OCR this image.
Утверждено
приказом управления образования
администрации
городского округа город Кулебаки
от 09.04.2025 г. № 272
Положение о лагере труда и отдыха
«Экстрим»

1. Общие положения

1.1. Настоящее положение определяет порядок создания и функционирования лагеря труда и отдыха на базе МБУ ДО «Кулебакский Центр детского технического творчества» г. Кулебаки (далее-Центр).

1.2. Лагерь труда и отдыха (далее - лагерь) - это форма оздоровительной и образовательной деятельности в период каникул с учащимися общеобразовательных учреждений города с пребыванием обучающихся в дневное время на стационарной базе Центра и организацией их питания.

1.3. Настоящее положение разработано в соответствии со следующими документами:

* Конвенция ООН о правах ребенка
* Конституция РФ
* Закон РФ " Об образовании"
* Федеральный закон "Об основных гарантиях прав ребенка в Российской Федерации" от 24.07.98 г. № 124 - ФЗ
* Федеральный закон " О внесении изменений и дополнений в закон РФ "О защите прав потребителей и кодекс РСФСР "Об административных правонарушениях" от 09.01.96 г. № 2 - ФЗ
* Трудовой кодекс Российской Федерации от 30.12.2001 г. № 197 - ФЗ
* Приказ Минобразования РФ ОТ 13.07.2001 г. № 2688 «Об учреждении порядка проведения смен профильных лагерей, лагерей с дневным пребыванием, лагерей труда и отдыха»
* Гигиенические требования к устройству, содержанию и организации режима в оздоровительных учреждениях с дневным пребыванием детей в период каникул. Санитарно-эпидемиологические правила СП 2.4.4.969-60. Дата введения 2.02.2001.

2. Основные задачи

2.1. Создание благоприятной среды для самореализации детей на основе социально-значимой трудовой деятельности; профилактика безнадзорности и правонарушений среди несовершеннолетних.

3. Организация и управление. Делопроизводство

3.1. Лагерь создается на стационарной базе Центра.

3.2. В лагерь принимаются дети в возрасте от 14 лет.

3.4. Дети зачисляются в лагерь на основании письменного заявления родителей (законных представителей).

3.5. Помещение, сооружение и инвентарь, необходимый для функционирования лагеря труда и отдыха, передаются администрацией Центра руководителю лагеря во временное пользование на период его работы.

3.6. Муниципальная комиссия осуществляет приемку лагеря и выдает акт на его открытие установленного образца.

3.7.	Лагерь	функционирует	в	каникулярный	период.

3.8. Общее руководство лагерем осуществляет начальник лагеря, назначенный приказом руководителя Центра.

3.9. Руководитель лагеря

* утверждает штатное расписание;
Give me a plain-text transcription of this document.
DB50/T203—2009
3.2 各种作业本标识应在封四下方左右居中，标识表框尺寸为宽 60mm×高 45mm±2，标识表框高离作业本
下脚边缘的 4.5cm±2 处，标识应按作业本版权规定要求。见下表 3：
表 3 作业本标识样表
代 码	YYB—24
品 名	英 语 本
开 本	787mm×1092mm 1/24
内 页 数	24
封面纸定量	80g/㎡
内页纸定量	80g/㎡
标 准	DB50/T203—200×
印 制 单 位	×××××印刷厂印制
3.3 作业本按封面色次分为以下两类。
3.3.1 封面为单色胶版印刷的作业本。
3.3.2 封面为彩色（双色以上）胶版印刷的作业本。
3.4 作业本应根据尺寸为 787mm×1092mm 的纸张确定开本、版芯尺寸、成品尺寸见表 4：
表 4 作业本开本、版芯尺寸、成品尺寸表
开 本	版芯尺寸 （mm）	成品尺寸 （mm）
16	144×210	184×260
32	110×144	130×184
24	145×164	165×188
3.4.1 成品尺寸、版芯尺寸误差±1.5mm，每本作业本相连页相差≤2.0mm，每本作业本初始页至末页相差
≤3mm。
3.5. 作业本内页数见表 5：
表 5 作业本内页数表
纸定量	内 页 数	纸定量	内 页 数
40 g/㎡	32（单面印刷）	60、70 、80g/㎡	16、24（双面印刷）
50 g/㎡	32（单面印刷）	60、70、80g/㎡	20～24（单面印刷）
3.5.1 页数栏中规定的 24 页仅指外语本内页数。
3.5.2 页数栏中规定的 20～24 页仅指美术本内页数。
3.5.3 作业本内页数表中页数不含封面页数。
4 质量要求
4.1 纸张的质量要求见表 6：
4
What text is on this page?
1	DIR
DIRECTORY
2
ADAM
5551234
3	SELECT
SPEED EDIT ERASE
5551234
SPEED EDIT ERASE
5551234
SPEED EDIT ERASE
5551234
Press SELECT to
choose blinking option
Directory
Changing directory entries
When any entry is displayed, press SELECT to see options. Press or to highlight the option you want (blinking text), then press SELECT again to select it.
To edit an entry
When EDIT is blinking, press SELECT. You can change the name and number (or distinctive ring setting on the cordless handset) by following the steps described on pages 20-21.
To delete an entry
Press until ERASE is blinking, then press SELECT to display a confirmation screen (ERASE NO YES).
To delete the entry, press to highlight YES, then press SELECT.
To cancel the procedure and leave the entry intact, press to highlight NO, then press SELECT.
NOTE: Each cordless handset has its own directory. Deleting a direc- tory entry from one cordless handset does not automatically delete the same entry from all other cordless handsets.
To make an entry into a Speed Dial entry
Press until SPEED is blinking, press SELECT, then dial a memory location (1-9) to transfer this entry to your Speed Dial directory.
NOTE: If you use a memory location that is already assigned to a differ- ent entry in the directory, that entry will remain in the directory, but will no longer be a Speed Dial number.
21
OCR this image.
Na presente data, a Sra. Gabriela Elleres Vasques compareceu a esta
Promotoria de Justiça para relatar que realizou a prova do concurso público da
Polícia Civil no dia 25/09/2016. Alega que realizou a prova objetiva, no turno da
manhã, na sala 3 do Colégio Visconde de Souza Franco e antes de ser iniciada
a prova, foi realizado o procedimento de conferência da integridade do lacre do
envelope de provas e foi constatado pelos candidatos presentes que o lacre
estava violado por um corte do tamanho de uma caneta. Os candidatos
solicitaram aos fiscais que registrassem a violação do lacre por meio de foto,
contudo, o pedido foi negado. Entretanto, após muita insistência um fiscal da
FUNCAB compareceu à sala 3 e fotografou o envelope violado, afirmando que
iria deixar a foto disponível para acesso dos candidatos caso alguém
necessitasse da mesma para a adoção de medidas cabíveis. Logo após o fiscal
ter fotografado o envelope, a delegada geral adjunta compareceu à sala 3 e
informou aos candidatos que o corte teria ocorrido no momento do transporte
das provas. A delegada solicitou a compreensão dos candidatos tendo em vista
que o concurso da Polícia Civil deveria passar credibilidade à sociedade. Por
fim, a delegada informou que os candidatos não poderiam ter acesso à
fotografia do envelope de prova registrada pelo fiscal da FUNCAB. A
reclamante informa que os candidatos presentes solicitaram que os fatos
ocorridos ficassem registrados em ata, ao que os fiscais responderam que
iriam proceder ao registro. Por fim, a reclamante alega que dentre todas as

....

Output the full listing without altering anything.

▸ **Task output**
OCR this image.
Утверждено
приказом управления образования
администрации
городского округа город Кулебаки
от 09.04.2025 г. № 272
Положение о лагере труда и отдыха
«Экстрим»

1. Общие положения

1.1. Настоящее положение определяет порядок создания и функционирования лагеря труда и отдыха на базе МБУ ДО «Кулебакский Центр детского технического творчества» г. Кулебаки (далее-Центр).

1.2. Лагерь труда и отдыха (далее - лагерь) - это форма оздоровительной и образовательной деятельности в период каникул с учащимися общеобразовательных учреждений города с пребыванием обучающихся в дневное время на стационарной базе Центра и организацией их питания.

1.3. Настоящее положение разработано в соответствии со следующими документами:

* Конвенция ООН о правах ребенка
* Конституция РФ
* Закон РФ " Об образовании"
* Федеральный закон "Об основных гарантиях прав ребенка в Российской Федерации" от 24.07.98 г. № 124 - ФЗ
* Федеральный закон " О внесении изменений и дополнений в закон РФ "О защите прав потребителей и кодекс РСФСР "Об административных правонарушениях" от 09.01.96 г. № 2 - ФЗ
* Трудовой кодекс Российской Федерации от 30.12.2001 г. № 197 - ФЗ
* Приказ Минобразования РФ ОТ 13.07.2001 г. № 2688 «Об учреждении порядка проведения смен профильных лагерей, лагерей с дневным пребыванием, лагерей труда и отдыха»
* Гигиенические требования к устройству, содержанию и организации режима в оздоровительных учреждениях с дневным пребыванием детей в период каникул. Санитарно-эпидемиологические правила СП 2.4.4.969-60. Дата введения 2.02.2001.

2. Основные задачи

2.1. Создание благоприятной среды для самореализации детей на основе социально-значимой трудовой деятельности; профилактика безнадзорности и правонарушений среди несовершеннолетних.

3. Организация и управление. Делопроизводство

3.1. Лагерь создается на стационарной базе Центра.

3.2. В лагерь принимаются дети в возрасте от 14 лет.

3.4. Дети зачисляются в лагерь на основании письменного заявления родителей (законных представителей).

3.5. Помещение, сооружение и инвентарь, необходимый для функционирования лагеря труда и отдыха, передаются администрацией Центра руководителю лагеря во временное пользование на период его работы.

3.6. Муниципальная комиссия осуществляет приемку лагеря и выдает акт на его открытие установленного образца.

3.7.	Лагерь	функционирует	в	каникулярный	период.

3.8. Общее руководство лагерем осуществляет начальник лагеря, назначенный приказом руководителя Центра.

3.9. Руководитель лагеря

* утверждает штатное расписание;
Give me a plain-text transcription of this document.
DB50/T203—2009
3.2 各种作业本标识应在封四下方左右居中，标识表框尺寸为宽 60mm×高 45mm±2，标识表框高离作业本
下脚边缘的 4.5cm±2 处，标识应按作业本版权规定要求。见下表 3：
表 3 作业本标识样表
代 码	YYB—24
品 名	英 语 本
开 本	787mm×1092mm 1/24
内 页 数	24
封面纸定量	80g/㎡
内页纸定量	80g/㎡
标 准	DB50/T203—200×
印 制 单 位	×××××印刷厂印制
3.3 作业本按封面色次分为以下两类。
3.3.1 封面为单色胶版印刷的作业本。
3.3.2 封面为彩色（双色以上）胶版印刷的作业本。
3.4 作业本应根据尺寸为 787mm×1092mm 的纸张确定开本、版芯尺寸、成品尺寸见表 4：
表 4 作业本开本、版芯尺寸、成品尺寸表
开 本	版芯尺寸 （mm）	成品尺寸 （mm）
16	144×210	184×260
32	110×144	130×184
24	145×164	165×188
3.4.1 成品尺寸、版芯尺寸误差±1.5mm，每本作业本相连页相差≤2.0mm，每本作业本初始页至末页相差
≤3mm。
3.5. 作业本内页数见表 5：
表 5 作业本内页数表
纸定量	内 页 数	纸定量	内 页 数
40 g/㎡	32（单面印刷）	60、70 、80g/㎡	16、24（双面印刷）
50 g/㎡	32（单面印刷）	60、70、80g/㎡	20～24（单面印刷）
3.5.1 页数栏中规定的 24 页仅指外语本内页数。
3.5.2 页数栏中规定的 20～24 页仅指美术本内页数。
3.5.3 作业本内页数表中页数不含封面页数。
4 质量要求
4.1 纸张的质量要求见表 6：
4
What text is on this page?
1	DIR
DIRECTORY
2
ADAM
5551234
3	SELECT
SPEED EDIT ERASE
5551234
SPEED EDIT ERASE
5551234
SPEED EDIT ERASE
5551234
Press SELECT to
choose blinking option
Directory
Changing directory entries
When any entry is displayed, press SELECT to see options. Press or to highlight the option you want (blinking text), then press SELECT again to select it.
To edit an entry
When EDIT is blinking, press SELECT. You can change the name and number (or distinctive ring setting on the cordless handset) by following the steps described on pages 20-21.
To delete an entry
Press until ERASE is blinking, then press SELECT to display a confirmation screen (ERASE NO YES).
To delete the entry, press to highlight YES, then press SELECT.
To cancel the procedure and leave the entry intact, press to highlight NO, then press SELECT.
NOTE: Each cordless handset has its own directory. Deleting a direc- tory entry from one cordless handset does not automatically delete the same entry from all other cordless handsets.
To make an entry into a Speed Dial entry
Press until SPEED is blinking, press SELECT, then dial a memory location (1-9) to transfer this entry to your Speed Dial directory.
NOTE: If you use a memory location that is already assigned to a differ- ent entry in the directory, that entry will remain in the directory, but will no longer be a Speed Dial number.
21
OCR this image.
Na presente data, a Sra. Gabriela Elleres Vasques compareceu a esta
Promotoria de Justiça para relatar que realizou a prova do concurso público da
Polícia Civil no dia 25/09/2016. Alega que realizou a prova objetiva, no turno da
manhã, na sala 3 do Colégio Visconde de Souza Franco e antes de ser iniciada
a prova, foi realizado o procedimento de conferência da integridade do lacre do
envelope de provas e foi constatado pelos candidatos presentes que o lacre
estava violado por um corte do tamanho de uma caneta. Os candidatos
solicitaram aos fiscais que registrassem a violação do lacre por meio de foto,
contudo, o pedido foi negado. Entretanto, após muita insistência um fiscal da
FUNCAB compareceu à sala 3 e fotografou o envelope violado, afirmando que
iria deixar a foto disponível para acesso dos candidatos caso alguém
necessitasse da mesma para a adoção de medidas cabíveis. Logo após o fiscal
ter fotografado o envelope, a delegada geral adjunta compareceu à sala 3 e
informou aos candidatos que o corte teria ocorrido no momento do transporte
das provas. A delegada solicitou a compreensão dos candidatos tendo em vista
que o concurso da Polícia Civil deveria passar credibilidade à sociedade. Por
fim, a delegada informou que os candidatos não poderiam ter acesso à
fotografia do envelope de prova registrada pelo fiscal da FUNCAB. A
reclamante informa que os candidatos presentes solicitaram que os fatos
ocorridos ficassem registrados em ata, ao que os fiscais responderam que
iriam proceder ao registro. Por fim, a reclamante alega que dentre todas as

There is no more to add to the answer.